Written request => Make a verbatim copy of the entries below; pictures stay out.
=======
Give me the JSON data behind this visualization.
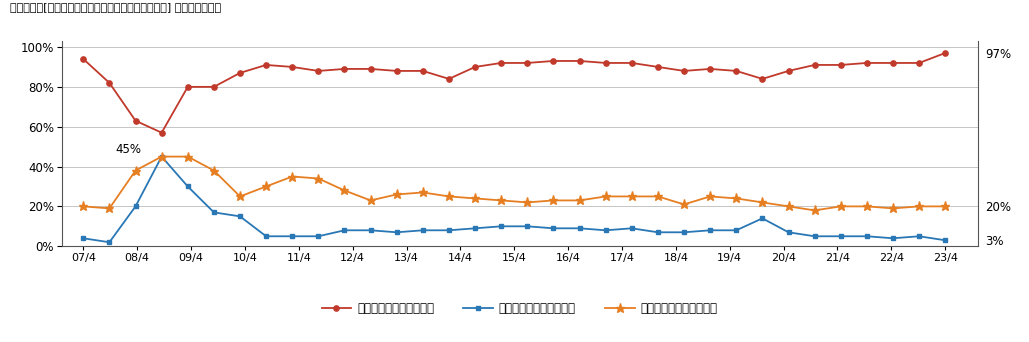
{
  "title": "（図表６）[今後１年間の不動産投資に対する考え方] ＊複数回答あり",
  "x_labels": [
    "07/4",
    "08/4",
    "09/4",
    "10/4",
    "11/4",
    "12/4",
    "13/4",
    "14/4",
    "15/4",
    "16/4",
    "17/4",
    "18/4",
    "19/4",
    "20/4",
    "21/4",
    "22/4",
    "23/4"
  ],
  "red_line": [
    94,
    82,
    63,
    57,
    80,
    80,
    87,
    91,
    90,
    88,
    89,
    89,
    88,
    88,
    84,
    90,
    92,
    92,
    93,
    93,
    92,
    92,
    90,
    88,
    89,
    88,
    84,
    88,
    91,
    91,
    92,
    92,
    92,
    97
  ],
  "blue_line": [
    4,
    2,
    20,
    45,
    30,
    17,
    15,
    5,
    5,
    5,
    8,
    8,
    7,
    8,
    8,
    9,
    10,
    10,
    9,
    9,
    8,
    9,
    7,
    7,
    8,
    8,
    14,
    7,
    5,
    5,
    5,
    4,
    5,
    3
  ],
  "orange_line": [
    20,
    19,
    38,
    45,
    45,
    38,
    25,
    30,
    35,
    34,
    28,
    23,
    26,
    27,
    25,
    24,
    23,
    22,
    23,
    23,
    25,
    25,
    25,
    21,
    25,
    24,
    22,
    20,
    18,
    20,
    20,
    19,
    20,
    20
  ],
  "annotation_text": "45%",
  "annotation_idx": 3,
  "red_color": "#c0392b",
  "blue_color": "#2977b5",
  "orange_color": "#e67e22",
  "legend_red": "新規投資を積極的に行う",
  "legend_blue": "当面、新規投資を控える",
  "legend_orange": "既存所有物件を売還する",
  "ylim": [
    0,
    100
  ],
  "yticks": [
    0,
    20,
    40,
    60,
    80,
    100
  ],
  "bg_color": "#ffffff",
  "grid_color": "#bbbbbb"
}
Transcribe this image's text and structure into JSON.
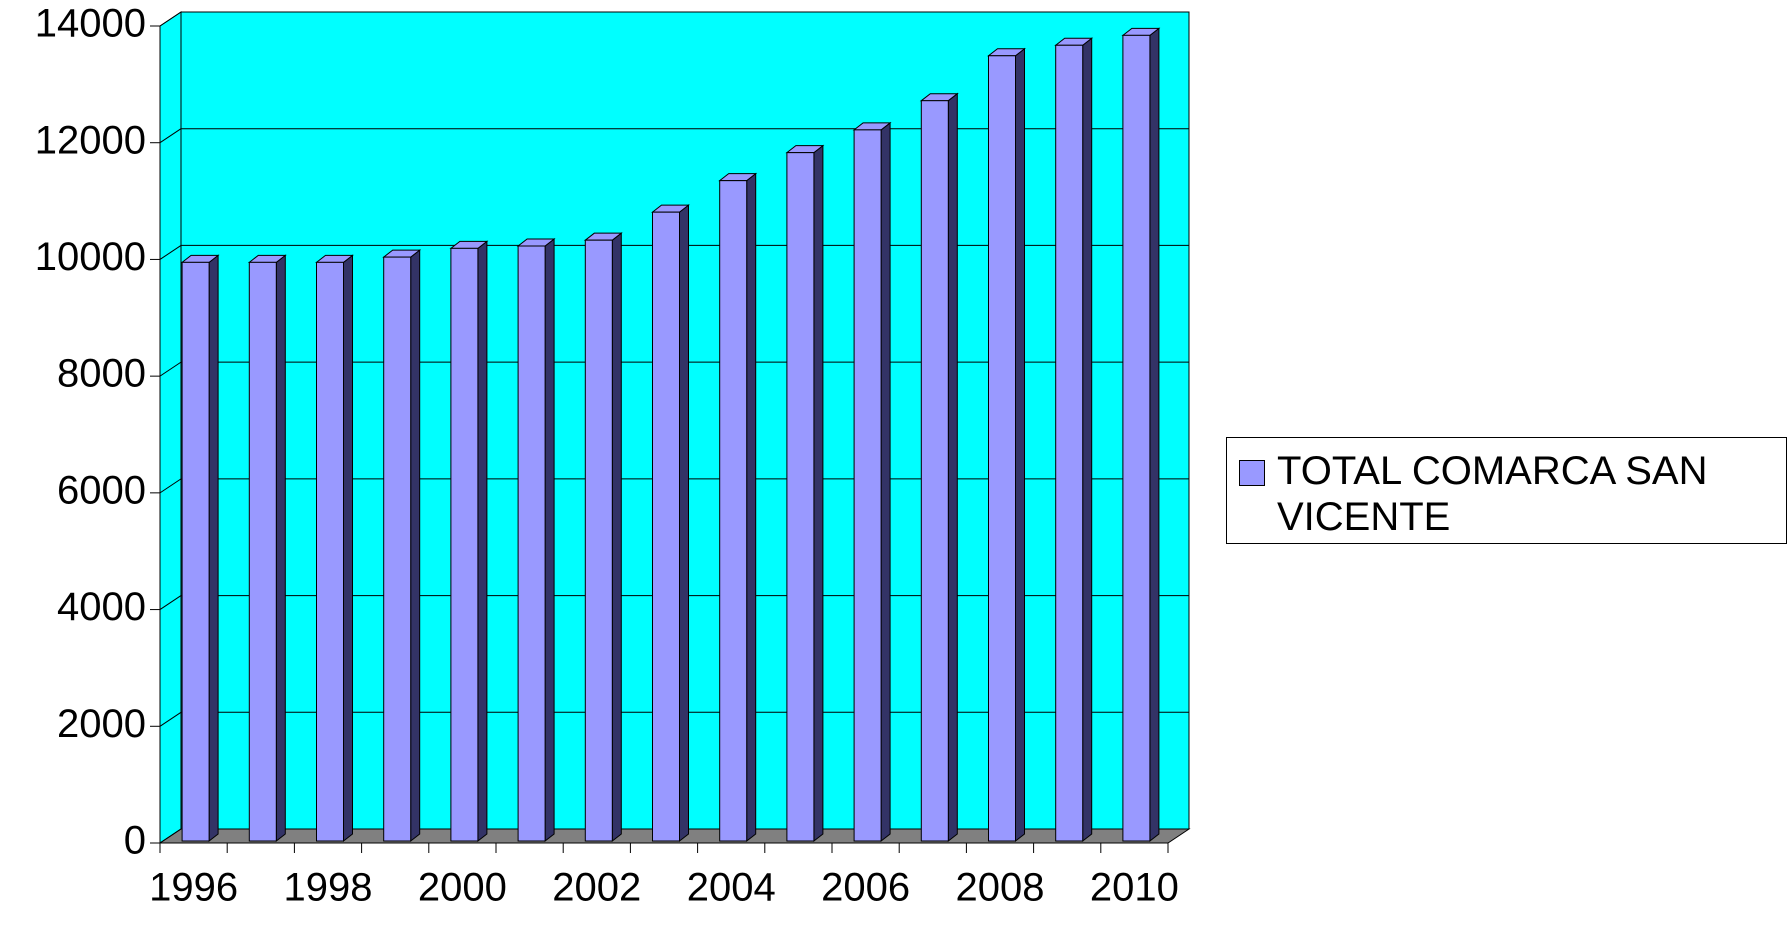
{
  "chart_data": {
    "type": "bar3d",
    "categories": [
      "1996",
      null,
      "1998",
      null,
      "2000",
      null,
      "2002",
      null,
      "2004",
      null,
      "2006",
      null,
      "2008",
      null,
      "2010"
    ],
    "series": [
      {
        "name": "TOTAL COMARCA SAN VICENTE",
        "color": "#9999ff",
        "values": [
          9950,
          9950,
          9950,
          10040,
          10190,
          10230,
          10330,
          10810,
          11350,
          11830,
          12220,
          12720,
          13490,
          13670,
          13840
        ]
      }
    ],
    "ylim": [
      0,
      14000
    ],
    "yticks": [
      0,
      2000,
      4000,
      6000,
      8000,
      10000,
      12000,
      14000
    ],
    "grid": true,
    "legend": "right"
  }
}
=======
Full output =>
Give me the JSON data behind this visualization.
{
  "title": "（図表６）[今後１年間の不動産投資に対する考え方] ＊複数回答あり",
  "x_labels": [
    "07/4",
    "08/4",
    "09/4",
    "10/4",
    "11/4",
    "12/4",
    "13/4",
    "14/4",
    "15/4",
    "16/4",
    "17/4",
    "18/4",
    "19/4",
    "20/4",
    "21/4",
    "22/4",
    "23/4"
  ],
  "red_line": [
    94,
    82,
    63,
    57,
    80,
    80,
    87,
    91,
    90,
    88,
    89,
    89,
    88,
    88,
    84,
    90,
    92,
    92,
    93,
    93,
    92,
    92,
    90,
    88,
    89,
    88,
    84,
    88,
    91,
    91,
    92,
    92,
    92,
    97
  ],
  "blue_line": [
    4,
    2,
    20,
    45,
    30,
    17,
    15,
    5,
    5,
    5,
    8,
    8,
    7,
    8,
    8,
    9,
    10,
    10,
    9,
    9,
    8,
    9,
    7,
    7,
    8,
    8,
    14,
    7,
    5,
    5,
    5,
    4,
    5,
    3
  ],
  "orange_line": [
    20,
    19,
    38,
    45,
    45,
    38,
    25,
    30,
    35,
    34,
    28,
    23,
    26,
    27,
    25,
    24,
    23,
    22,
    23,
    23,
    25,
    25,
    25,
    21,
    25,
    24,
    22,
    20,
    18,
    20,
    20,
    19,
    20,
    20
  ],
  "annotation_text": "45%",
  "annotation_idx": 3,
  "red_color": "#c0392b",
  "blue_color": "#2977b5",
  "orange_color": "#e67e22",
  "legend_red": "新規投資を積極的に行う",
  "legend_blue": "当面、新規投資を控える",
  "legend_orange": "既存所有物件を売還する",
  "ylim": [
    0,
    100
  ],
  "yticks": [
    0,
    20,
    40,
    60,
    80,
    100
  ],
  "bg_color": "#ffffff",
  "grid_color": "#bbbbbb"
}
Transcribe this image's text and structure into JSON.
{
  "chart_data": {
    "type": "bar3d",
    "categories": [
      "1996",
      null,
      "1998",
      null,
      "2000",
      null,
      "2002",
      null,
      "2004",
      null,
      "2006",
      null,
      "2008",
      null,
      "2010"
    ],
    "series": [
      {
        "name": "TOTAL COMARCA SAN VICENTE",
        "color": "#9999ff",
        "values": [
          9950,
          9950,
          9950,
          10040,
          10190,
          10230,
          10330,
          10810,
          11350,
          11830,
          12220,
          12720,
          13490,
          13670,
          13840
        ]
      }
    ],
    "ylim": [
      0,
      14000
    ],
    "yticks": [
      0,
      2000,
      4000,
      6000,
      8000,
      10000,
      12000,
      14000
    ],
    "grid": true,
    "legend": "right"
  }
}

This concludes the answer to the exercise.